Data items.
— start —

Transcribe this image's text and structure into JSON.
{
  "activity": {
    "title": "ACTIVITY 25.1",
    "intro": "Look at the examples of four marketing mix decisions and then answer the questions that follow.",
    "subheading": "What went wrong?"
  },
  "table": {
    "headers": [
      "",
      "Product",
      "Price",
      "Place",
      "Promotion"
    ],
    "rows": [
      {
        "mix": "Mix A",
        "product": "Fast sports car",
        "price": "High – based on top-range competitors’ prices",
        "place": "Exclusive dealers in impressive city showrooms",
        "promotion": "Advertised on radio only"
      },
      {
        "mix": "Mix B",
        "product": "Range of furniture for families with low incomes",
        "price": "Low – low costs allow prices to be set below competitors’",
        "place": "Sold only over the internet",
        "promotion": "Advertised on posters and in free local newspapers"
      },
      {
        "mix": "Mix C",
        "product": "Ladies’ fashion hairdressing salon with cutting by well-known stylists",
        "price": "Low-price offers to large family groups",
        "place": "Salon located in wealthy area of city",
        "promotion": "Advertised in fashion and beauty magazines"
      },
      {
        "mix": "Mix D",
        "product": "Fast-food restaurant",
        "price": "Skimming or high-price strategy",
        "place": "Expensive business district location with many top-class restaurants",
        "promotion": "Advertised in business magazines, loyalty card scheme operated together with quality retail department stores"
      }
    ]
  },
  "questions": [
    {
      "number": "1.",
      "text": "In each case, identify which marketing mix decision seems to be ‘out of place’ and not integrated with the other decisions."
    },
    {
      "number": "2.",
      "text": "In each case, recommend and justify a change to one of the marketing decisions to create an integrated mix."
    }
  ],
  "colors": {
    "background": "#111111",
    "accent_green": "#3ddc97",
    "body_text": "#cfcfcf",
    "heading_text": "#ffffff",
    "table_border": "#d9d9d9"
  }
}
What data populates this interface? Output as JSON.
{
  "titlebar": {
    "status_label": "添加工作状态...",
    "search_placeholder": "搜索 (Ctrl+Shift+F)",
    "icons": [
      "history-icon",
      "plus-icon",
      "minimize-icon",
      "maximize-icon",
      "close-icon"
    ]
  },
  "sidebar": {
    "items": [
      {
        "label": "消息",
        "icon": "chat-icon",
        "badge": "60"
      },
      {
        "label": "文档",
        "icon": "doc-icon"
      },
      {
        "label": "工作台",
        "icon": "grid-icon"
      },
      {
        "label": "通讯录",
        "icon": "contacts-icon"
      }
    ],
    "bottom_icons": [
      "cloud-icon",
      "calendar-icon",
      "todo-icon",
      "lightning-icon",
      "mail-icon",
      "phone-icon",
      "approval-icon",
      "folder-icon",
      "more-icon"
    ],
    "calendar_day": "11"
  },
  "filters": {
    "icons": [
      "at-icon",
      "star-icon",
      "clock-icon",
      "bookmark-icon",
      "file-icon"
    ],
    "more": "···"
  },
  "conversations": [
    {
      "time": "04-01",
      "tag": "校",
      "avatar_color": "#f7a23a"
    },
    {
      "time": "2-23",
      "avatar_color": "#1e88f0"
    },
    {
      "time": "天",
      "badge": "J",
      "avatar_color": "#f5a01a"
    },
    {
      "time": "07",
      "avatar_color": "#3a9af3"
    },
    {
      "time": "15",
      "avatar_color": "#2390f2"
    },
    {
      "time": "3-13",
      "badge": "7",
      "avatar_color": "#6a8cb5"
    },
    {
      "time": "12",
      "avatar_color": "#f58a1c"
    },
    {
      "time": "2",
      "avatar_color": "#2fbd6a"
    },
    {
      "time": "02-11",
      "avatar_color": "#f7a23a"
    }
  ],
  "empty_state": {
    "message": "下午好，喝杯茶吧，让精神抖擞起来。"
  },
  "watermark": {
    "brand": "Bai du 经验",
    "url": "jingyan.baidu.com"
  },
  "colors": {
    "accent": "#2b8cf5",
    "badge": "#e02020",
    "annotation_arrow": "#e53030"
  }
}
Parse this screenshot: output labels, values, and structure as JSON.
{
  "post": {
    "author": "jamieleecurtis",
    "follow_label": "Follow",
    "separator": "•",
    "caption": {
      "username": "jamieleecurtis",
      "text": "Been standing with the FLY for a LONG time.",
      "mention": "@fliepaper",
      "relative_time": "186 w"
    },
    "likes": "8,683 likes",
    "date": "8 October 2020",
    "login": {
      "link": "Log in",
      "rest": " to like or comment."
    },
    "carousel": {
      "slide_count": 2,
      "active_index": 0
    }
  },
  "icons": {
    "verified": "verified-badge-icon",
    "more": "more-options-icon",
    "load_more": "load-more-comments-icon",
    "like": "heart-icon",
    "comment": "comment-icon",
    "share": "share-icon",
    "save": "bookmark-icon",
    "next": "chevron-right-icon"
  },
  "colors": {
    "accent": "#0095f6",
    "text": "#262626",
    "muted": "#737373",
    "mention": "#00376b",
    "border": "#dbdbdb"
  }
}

— end —

Set exercise. Print all of the entries again, exactly as written.

Task solution.
Transcribe this image's text and structure into JSON.
{
  "activity": {
    "title": "ACTIVITY 25.1",
    "intro": "Look at the examples of four marketing mix decisions and then answer the questions that follow.",
    "subheading": "What went wrong?"
  },
  "table": {
    "headers": [
      "",
      "Product",
      "Price",
      "Place",
      "Promotion"
    ],
    "rows": [
      {
        "mix": "Mix A",
        "product": "Fast sports car",
        "price": "High – based on top-range competitors’ prices",
        "place": "Exclusive dealers in impressive city showrooms",
        "promotion": "Advertised on radio only"
      },
      {
        "mix": "Mix B",
        "product": "Range of furniture for families with low incomes",
        "price": "Low – low costs allow prices to be set below competitors’",
        "place": "Sold only over the internet",
        "promotion": "Advertised on posters and in free local newspapers"
      },
      {
        "mix": "Mix C",
        "product": "Ladies’ fashion hairdressing salon with cutting by well-known stylists",
        "price": "Low-price offers to large family groups",
        "place": "Salon located in wealthy area of city",
        "promotion": "Advertised in fashion and beauty magazines"
      },
      {
        "mix": "Mix D",
        "product": "Fast-food restaurant",
        "price": "Skimming or high-price strategy",
        "place": "Expensive business district location with many top-class restaurants",
        "promotion": "Advertised in business magazines, loyalty card scheme operated together with quality retail department stores"
      }
    ]
  },
  "questions": [
    {
      "number": "1.",
      "text": "In each case, identify which marketing mix decision seems to be ‘out of place’ and not integrated with the other decisions."
    },
    {
      "number": "2.",
      "text": "In each case, recommend and justify a change to one of the marketing decisions to create an integrated mix."
    }
  ],
  "colors": {
    "background": "#111111",
    "accent_green": "#3ddc97",
    "body_text": "#cfcfcf",
    "heading_text": "#ffffff",
    "table_border": "#d9d9d9"
  }
}
What data populates this interface? Output as JSON.
{
  "titlebar": {
    "status_label": "添加工作状态...",
    "search_placeholder": "搜索 (Ctrl+Shift+F)",
    "icons": [
      "history-icon",
      "plus-icon",
      "minimize-icon",
      "maximize-icon",
      "close-icon"
    ]
  },
  "sidebar": {
    "items": [
      {
        "label": "消息",
        "icon": "chat-icon",
        "badge": "60"
      },
      {
        "label": "文档",
        "icon": "doc-icon"
      },
      {
        "label": "工作台",
        "icon": "grid-icon"
      },
      {
        "label": "通讯录",
        "icon": "contacts-icon"
      }
    ],
    "bottom_icons": [
      "cloud-icon",
      "calendar-icon",
      "todo-icon",
      "lightning-icon",
      "mail-icon",
      "phone-icon",
      "approval-icon",
      "folder-icon",
      "more-icon"
    ],
    "calendar_day": "11"
  },
  "filters": {
    "icons": [
      "at-icon",
      "star-icon",
      "clock-icon",
      "bookmark-icon",
      "file-icon"
    ],
    "more": "···"
  },
  "conversations": [
    {
      "time": "04-01",
      "tag": "校",
      "avatar_color": "#f7a23a"
    },
    {
      "time": "2-23",
      "avatar_color": "#1e88f0"
    },
    {
      "time": "天",
      "badge": "J",
      "avatar_color": "#f5a01a"
    },
    {
      "time": "07",
      "avatar_color": "#3a9af3"
    },
    {
      "time": "15",
      "avatar_color": "#2390f2"
    },
    {
      "time": "3-13",
      "badge": "7",
      "avatar_color": "#6a8cb5"
    },
    {
      "time": "12",
      "avatar_color": "#f58a1c"
    },
    {
      "time": "2",
      "avatar_color": "#2fbd6a"
    },
    {
      "time": "02-11",
      "avatar_color": "#f7a23a"
    }
  ],
  "empty_state": {
    "message": "下午好，喝杯茶吧，让精神抖擞起来。"
  },
  "watermark": {
    "brand": "Bai du 经验",
    "url": "jingyan.baidu.com"
  },
  "colors": {
    "accent": "#2b8cf5",
    "badge": "#e02020",
    "annotation_arrow": "#e53030"
  }
}
Parse this screenshot: output labels, values, and structure as JSON.
{
  "post": {
    "author": "jamieleecurtis",
    "follow_label": "Follow",
    "separator": "•",
    "caption": {
      "username": "jamieleecurtis",
      "text": "Been standing with the FLY for a LONG time.",
      "mention": "@fliepaper",
      "relative_time": "186 w"
    },
    "likes": "8,683 likes",
    "date": "8 October 2020",
    "login": {
      "link": "Log in",
      "rest": " to like or comment."
    },
    "carousel": {
      "slide_count": 2,
      "active_index": 0
    }
  },
  "icons": {
    "verified": "verified-badge-icon",
    "more": "more-options-icon",
    "load_more": "load-more-comments-icon",
    "like": "heart-icon",
    "comment": "comment-icon",
    "share": "share-icon",
    "save": "bookmark-icon",
    "next": "chevron-right-icon"
  },
  "colors": {
    "accent": "#0095f6",
    "text": "#262626",
    "muted": "#737373",
    "mention": "#00376b",
    "border": "#dbdbdb"
  }
}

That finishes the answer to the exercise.